• **EXERCISE DIRECTIONS**:
Each line that holds the word "protection" should be returned.

• **SUPPLIED RECORDS**:
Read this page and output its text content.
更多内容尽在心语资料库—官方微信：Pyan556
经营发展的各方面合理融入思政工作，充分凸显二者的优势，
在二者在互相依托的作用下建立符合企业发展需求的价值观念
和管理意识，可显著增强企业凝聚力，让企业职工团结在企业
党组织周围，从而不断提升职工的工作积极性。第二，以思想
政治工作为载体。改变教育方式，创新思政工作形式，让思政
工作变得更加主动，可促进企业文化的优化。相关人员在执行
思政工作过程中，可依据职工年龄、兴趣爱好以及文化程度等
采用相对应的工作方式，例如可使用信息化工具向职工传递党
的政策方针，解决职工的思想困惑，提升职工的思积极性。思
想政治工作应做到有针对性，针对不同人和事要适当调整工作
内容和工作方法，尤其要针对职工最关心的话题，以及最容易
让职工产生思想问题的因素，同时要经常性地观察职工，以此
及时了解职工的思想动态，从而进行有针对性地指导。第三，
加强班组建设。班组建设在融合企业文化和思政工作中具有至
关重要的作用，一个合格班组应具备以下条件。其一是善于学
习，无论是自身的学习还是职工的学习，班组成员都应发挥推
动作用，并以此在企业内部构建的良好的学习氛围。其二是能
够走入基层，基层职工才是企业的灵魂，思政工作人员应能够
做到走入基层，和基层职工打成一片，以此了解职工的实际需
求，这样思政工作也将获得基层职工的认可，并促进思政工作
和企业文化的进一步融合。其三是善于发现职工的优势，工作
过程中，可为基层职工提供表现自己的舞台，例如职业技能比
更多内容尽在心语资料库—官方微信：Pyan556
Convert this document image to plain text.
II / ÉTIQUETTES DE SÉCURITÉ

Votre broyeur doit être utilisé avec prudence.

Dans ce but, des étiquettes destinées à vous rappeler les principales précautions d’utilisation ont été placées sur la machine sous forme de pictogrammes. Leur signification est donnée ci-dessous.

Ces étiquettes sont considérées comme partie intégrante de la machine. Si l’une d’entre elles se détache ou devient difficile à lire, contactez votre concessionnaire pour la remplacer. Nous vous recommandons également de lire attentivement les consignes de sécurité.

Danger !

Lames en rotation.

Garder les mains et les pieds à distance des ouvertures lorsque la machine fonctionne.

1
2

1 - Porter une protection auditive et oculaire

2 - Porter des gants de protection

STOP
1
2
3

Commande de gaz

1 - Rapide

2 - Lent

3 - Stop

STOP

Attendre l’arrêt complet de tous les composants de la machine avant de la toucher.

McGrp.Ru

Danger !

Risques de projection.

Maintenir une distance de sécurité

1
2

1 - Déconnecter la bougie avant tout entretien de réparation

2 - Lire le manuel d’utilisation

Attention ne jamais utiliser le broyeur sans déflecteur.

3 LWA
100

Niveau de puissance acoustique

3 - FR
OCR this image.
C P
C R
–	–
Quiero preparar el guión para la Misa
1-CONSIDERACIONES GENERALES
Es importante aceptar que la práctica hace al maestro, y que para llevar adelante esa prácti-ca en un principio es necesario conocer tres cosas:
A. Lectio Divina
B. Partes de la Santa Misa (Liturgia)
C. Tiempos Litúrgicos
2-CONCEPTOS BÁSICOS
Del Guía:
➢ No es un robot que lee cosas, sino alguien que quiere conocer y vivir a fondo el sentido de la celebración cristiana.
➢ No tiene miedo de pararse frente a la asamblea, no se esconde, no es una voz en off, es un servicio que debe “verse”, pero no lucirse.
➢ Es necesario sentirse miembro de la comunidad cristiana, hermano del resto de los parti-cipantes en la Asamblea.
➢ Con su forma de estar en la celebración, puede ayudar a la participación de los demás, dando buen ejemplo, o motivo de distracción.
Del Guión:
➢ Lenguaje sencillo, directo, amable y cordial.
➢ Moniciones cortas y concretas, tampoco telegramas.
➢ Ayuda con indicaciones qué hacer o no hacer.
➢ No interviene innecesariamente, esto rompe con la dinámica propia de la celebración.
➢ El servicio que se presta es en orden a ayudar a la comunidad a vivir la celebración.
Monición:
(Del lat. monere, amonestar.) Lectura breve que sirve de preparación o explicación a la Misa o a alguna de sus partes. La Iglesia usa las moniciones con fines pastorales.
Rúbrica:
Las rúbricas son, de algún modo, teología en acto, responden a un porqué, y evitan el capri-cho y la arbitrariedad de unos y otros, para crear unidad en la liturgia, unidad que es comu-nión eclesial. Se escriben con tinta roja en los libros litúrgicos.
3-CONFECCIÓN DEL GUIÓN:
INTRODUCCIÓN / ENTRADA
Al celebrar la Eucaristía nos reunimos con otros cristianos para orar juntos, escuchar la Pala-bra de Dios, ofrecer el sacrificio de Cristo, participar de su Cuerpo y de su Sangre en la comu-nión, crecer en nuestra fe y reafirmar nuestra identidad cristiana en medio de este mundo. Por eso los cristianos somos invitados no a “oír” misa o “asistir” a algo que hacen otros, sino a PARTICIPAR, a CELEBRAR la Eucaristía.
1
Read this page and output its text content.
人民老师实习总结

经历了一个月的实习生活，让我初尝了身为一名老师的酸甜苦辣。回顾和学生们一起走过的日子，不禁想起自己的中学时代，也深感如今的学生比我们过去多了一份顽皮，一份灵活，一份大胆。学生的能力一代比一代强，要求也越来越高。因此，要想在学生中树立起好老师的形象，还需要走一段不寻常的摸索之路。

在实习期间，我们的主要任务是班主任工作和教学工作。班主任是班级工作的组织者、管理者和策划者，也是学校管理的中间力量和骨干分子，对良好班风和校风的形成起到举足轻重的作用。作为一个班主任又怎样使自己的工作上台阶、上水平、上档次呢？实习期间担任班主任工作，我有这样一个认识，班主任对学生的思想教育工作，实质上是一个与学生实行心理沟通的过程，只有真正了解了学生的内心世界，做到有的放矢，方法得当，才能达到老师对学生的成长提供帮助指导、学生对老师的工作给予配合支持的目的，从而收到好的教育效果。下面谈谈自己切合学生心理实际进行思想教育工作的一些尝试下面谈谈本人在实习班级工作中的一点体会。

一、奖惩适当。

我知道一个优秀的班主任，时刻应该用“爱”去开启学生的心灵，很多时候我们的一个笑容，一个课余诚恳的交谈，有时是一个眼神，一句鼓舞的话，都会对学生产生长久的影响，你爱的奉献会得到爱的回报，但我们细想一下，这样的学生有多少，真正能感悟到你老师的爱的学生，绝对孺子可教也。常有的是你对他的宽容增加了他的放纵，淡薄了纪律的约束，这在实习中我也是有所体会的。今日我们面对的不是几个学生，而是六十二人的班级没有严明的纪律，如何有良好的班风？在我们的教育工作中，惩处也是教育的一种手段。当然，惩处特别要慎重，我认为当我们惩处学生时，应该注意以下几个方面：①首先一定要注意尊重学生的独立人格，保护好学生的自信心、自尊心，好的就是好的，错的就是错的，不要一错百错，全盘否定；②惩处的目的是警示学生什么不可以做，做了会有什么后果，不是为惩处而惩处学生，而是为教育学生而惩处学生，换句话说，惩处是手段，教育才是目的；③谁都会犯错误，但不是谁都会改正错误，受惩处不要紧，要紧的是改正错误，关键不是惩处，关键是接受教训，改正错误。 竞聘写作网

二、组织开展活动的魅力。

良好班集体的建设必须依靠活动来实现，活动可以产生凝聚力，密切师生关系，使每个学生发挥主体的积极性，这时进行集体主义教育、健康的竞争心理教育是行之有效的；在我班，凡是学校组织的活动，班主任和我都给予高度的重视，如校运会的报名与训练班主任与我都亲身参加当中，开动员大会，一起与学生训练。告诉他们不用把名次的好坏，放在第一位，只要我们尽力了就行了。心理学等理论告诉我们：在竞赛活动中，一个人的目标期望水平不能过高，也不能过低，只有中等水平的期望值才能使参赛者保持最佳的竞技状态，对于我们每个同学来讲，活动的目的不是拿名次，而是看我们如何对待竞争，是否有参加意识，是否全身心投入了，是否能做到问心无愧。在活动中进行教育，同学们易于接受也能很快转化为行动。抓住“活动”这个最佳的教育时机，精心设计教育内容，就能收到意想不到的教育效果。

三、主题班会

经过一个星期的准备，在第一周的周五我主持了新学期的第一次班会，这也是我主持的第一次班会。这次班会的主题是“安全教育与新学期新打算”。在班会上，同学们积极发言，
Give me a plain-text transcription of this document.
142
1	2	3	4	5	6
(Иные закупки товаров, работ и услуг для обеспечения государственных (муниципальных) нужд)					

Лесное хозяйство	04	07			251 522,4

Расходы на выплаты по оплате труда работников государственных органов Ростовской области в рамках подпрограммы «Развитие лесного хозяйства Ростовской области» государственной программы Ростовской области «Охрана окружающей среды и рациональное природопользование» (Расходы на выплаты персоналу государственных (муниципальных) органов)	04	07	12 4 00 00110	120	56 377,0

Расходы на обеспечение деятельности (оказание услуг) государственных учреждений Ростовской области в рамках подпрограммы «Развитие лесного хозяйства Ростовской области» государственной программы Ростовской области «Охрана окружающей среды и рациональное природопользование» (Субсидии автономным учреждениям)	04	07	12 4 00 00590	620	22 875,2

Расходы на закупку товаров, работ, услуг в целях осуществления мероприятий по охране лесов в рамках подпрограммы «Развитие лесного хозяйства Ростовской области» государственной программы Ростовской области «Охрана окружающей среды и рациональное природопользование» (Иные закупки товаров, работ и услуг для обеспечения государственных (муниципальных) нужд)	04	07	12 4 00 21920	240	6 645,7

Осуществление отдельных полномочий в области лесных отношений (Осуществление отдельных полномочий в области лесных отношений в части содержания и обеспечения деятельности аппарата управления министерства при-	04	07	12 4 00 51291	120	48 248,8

• **ANSWER TO THIS EXERCISE**:
1 - Porter une protection auditive et oculaire
2 - Porter des gants de protection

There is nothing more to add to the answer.